▶ AIM
What follows is a set of records, each of which is to be written out exactly.

▶ MATERIAL TO PROCESS
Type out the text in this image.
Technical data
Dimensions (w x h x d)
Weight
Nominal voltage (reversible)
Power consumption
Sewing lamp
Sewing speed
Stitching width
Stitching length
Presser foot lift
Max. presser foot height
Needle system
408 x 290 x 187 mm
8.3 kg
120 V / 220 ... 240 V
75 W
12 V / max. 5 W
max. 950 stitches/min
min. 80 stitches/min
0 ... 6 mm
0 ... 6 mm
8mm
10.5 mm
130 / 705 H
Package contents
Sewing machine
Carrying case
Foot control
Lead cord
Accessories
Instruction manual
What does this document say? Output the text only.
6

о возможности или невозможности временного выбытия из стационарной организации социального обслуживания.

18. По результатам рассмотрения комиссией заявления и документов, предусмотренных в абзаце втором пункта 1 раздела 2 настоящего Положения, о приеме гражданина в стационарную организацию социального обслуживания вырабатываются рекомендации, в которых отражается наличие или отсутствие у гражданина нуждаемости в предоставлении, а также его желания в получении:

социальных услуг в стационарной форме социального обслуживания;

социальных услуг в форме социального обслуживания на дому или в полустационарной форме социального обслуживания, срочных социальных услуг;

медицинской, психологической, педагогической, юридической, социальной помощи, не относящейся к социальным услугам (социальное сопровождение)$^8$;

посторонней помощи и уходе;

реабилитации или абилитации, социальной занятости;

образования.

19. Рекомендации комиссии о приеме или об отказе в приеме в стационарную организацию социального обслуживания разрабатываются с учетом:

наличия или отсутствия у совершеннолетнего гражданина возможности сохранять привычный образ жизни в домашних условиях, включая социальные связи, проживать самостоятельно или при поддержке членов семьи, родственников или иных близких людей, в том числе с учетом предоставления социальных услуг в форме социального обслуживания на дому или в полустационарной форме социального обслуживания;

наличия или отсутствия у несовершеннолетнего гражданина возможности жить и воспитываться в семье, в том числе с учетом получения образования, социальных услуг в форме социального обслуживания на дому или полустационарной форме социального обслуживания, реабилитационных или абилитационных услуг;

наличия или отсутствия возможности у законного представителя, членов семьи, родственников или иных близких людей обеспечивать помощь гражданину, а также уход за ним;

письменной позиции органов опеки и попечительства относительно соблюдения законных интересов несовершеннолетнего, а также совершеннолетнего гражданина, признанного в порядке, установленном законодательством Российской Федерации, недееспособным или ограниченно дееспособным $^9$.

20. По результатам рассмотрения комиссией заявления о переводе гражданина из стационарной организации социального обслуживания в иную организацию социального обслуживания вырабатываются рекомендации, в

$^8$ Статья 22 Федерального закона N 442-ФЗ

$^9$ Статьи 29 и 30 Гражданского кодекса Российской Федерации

▶ EXERCISE SOLUTION
Type out the text in this image.
Technical data
Dimensions (w x h x d)
Weight
Nominal voltage (reversible)
Power consumption
Sewing lamp
Sewing speed
Stitching width
Stitching length
Presser foot lift
Max. presser foot height
Needle system
408 x 290 x 187 mm
8.3 kg
120 V / 220 ... 240 V
75 W
12 V / max. 5 W
max. 950 stitches/min
min. 80 stitches/min
0 ... 6 mm
0 ... 6 mm
8mm
10.5 mm
130 / 705 H
Package contents
Sewing machine
Carrying case
Foot control
Lead cord
Accessories
Instruction manual
What does this document say? Output the text only.
6

о возможности или невозможности временного выбытия из стационарной организации социального обслуживания.

18. По результатам рассмотрения комиссией заявления и документов, предусмотренных в абзаце втором пункта 1 раздела 2 настоящего Положения, о приеме гражданина в стационарную организацию социального обслуживания вырабатываются рекомендации, в которых отражается наличие или отсутствие у гражданина нуждаемости в предоставлении, а также его желания в получении:

социальных услуг в стационарной форме социального обслуживания;

социальных услуг в форме социального обслуживания на дому или в полустационарной форме социального обслуживания, срочных социальных услуг;

медицинской, психологической, педагогической, юридической, социальной помощи, не относящейся к социальным услугам (социальное сопровождение)$^8$;

посторонней помощи и уходе;

реабилитации или абилитации, социальной занятости;

образования.

19. Рекомендации комиссии о приеме или об отказе в приеме в стационарную организацию социального обслуживания разрабатываются с учетом:

наличия или отсутствия у совершеннолетнего гражданина возможности сохранять привычный образ жизни в домашних условиях, включая социальные связи, проживать самостоятельно или при поддержке членов семьи, родственников или иных близких людей, в том числе с учетом предоставления социальных услуг в форме социального обслуживания на дому или в полустационарной форме социального обслуживания;

наличия или отсутствия у несовершеннолетнего гражданина возможности жить и воспитываться в семье, в том числе с учетом получения образования, социальных услуг в форме социального обслуживания на дому или полустационарной форме социального обслуживания, реабилитационных или абилитационных услуг;

наличия или отсутствия возможности у законного представителя, членов семьи, родственников или иных близких людей обеспечивать помощь гражданину, а также уход за ним;

письменной позиции органов опеки и попечительства относительно соблюдения законных интересов несовершеннолетнего, а также совершеннолетнего гражданина, признанного в порядке, установленном законодательством Российской Федерации, недееспособным или ограниченно дееспособным $^9$.

20. По результатам рассмотрения комиссией заявления о переводе гражданина из стационарной организации социального обслуживания в иную организацию социального обслуживания вырабатываются рекомендации, в

$^8$ Статья 22 Федерального закона N 442-ФЗ

$^9$ Статьи 29 и 30 Гражданского кодекса Российской Федерации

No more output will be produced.